Given problem: Render the lines from the start of the records through the line containing "- question-4-line3: （ ）: [86, 355, 163, 377]", inclusive, as a numbered list, leaving out any blank lines.

== Records for this task ==

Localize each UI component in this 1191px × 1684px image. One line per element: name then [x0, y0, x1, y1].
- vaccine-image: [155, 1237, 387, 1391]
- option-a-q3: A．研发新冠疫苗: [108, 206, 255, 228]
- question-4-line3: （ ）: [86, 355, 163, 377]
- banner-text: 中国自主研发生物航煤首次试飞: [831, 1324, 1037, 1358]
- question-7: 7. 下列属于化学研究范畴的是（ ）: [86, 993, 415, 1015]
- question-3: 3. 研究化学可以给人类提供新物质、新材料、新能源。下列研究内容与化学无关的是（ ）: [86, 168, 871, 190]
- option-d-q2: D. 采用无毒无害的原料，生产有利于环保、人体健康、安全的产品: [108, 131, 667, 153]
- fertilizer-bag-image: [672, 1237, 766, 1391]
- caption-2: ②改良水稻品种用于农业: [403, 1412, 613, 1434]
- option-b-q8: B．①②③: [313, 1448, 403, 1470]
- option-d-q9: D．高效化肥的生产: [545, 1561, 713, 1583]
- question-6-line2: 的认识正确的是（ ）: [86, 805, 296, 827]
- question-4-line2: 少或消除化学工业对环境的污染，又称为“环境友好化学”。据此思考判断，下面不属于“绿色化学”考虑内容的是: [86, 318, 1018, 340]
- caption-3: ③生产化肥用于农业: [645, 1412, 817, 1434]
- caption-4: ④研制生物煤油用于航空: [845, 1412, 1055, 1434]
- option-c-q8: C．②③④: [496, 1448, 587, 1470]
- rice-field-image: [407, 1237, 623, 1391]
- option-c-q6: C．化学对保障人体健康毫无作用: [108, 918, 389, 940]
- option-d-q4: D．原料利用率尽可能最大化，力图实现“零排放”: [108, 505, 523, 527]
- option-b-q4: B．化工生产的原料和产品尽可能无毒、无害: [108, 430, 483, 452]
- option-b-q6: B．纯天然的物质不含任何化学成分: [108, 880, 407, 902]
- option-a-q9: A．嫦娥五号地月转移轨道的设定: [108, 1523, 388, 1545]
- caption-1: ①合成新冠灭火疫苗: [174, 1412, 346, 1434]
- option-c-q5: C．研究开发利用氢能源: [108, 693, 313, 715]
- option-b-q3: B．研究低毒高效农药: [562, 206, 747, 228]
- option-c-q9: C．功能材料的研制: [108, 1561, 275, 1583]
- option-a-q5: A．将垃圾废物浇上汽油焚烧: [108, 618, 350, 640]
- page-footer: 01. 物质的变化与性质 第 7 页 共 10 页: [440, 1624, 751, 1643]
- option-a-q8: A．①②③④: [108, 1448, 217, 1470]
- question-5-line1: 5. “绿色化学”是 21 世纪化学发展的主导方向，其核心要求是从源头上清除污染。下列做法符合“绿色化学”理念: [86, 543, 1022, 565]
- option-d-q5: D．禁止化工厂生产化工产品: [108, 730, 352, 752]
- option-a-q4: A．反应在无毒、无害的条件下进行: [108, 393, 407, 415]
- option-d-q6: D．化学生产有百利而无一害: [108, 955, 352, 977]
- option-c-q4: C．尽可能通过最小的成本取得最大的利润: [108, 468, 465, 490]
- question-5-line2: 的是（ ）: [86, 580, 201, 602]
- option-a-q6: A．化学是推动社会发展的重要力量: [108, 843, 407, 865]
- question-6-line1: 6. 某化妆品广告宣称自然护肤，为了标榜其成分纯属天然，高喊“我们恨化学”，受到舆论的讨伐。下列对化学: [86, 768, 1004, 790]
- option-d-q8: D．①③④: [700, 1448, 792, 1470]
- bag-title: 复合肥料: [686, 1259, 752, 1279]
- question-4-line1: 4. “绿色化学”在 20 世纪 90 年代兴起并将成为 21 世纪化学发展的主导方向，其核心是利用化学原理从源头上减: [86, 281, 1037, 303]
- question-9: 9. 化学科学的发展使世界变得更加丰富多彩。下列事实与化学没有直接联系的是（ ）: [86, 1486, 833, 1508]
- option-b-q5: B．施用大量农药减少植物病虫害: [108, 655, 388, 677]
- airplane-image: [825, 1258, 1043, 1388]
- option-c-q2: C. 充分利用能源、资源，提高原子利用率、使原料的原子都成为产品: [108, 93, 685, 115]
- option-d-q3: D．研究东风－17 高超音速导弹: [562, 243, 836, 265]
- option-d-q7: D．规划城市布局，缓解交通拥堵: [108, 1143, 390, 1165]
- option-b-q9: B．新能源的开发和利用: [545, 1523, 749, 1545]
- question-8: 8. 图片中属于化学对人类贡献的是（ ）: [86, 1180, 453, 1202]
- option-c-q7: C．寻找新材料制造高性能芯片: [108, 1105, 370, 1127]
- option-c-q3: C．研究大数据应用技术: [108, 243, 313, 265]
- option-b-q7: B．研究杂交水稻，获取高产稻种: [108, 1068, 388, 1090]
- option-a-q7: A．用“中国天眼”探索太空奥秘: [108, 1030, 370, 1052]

===

Exercise solution:
1. Localize each UI component in this 1191px × 1684px image. One line per element: name then [x0, y0, x1, y1].
2. - vaccine-image: [155, 1237, 387, 1391]
3. - option-a-q3: A．研发新冠疫苗: [108, 206, 255, 228]
4. - question-4-line3: （ ）: [86, 355, 163, 377]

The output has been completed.